◆ **Directions**
Filter these entries so that only lines with the word "Systems" remain.

[Collected data entries]
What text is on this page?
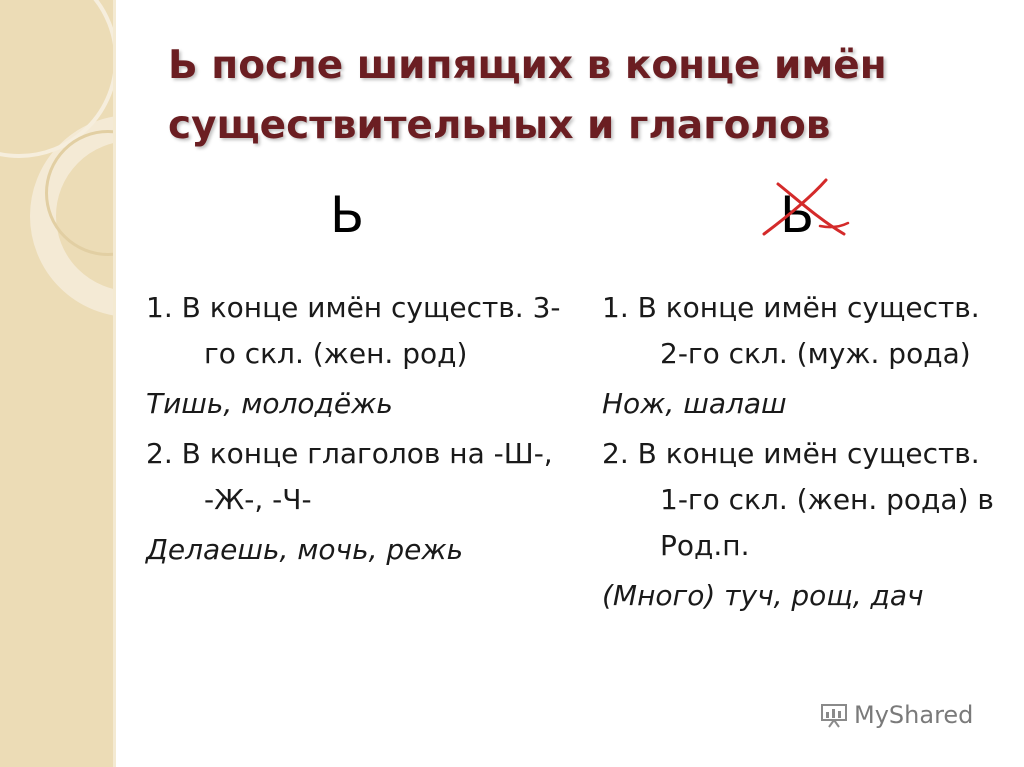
Ь после шипящих в конце имён
существительных и глаголов
Ь	Ь

1. В конце имён существ. 3-го скл. (жен. род)

Тишь, молодёжь

2. В конце глаголов на -Ш-, -Ж-, -Ч-

Делаешь, мочь, режь

1. В конце имён существ. 2-го скл. (муж. рода)

Нож, шалаш

2. В конце имён существ. 1-го скл. (жен. рода) в Род.п.

(Много) туч, рощ, дач

MyShared
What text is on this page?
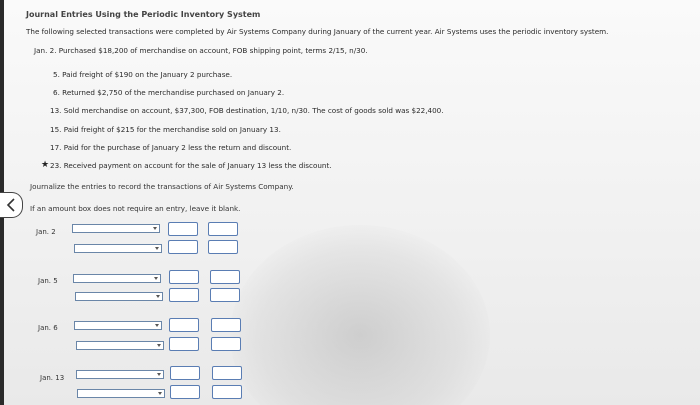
Journal Entries Using the Periodic Inventory System
The following selected transactions were completed by Air Systems Company during January of the current year. Air Systems uses the periodic inventory system.
Jan. 2. Purchased $18,200 of merchandise on account, FOB shipping point, terms 2/15, n/30.
5. Paid freight of $190 on the January 2 purchase.
6. Returned $2,750 of the merchandise purchased on January 2.
13. Sold merchandise on account, $37,300, FOB destination, 1/10, n/30. The cost of goods sold was $22,400.
15. Paid freight of $215 for the merchandise sold on January 13.
17. Paid for the purchase of January 2 less the return and discount.
★ 23. Received payment on account for the sale of January 13 less the discount.
Journalize the entries to record the transactions of Air Systems Company.
If an amount box does not require an entry, leave it blank.
Jan. 2
Jan. 5
Jan. 6
Jan. 13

◆ **Response to the task**
The following selected transactions were completed by Air Systems Company during January of the current year. Air Systems uses the periodic inventory system.
Journalize the entries to record the transactions of Air Systems Company.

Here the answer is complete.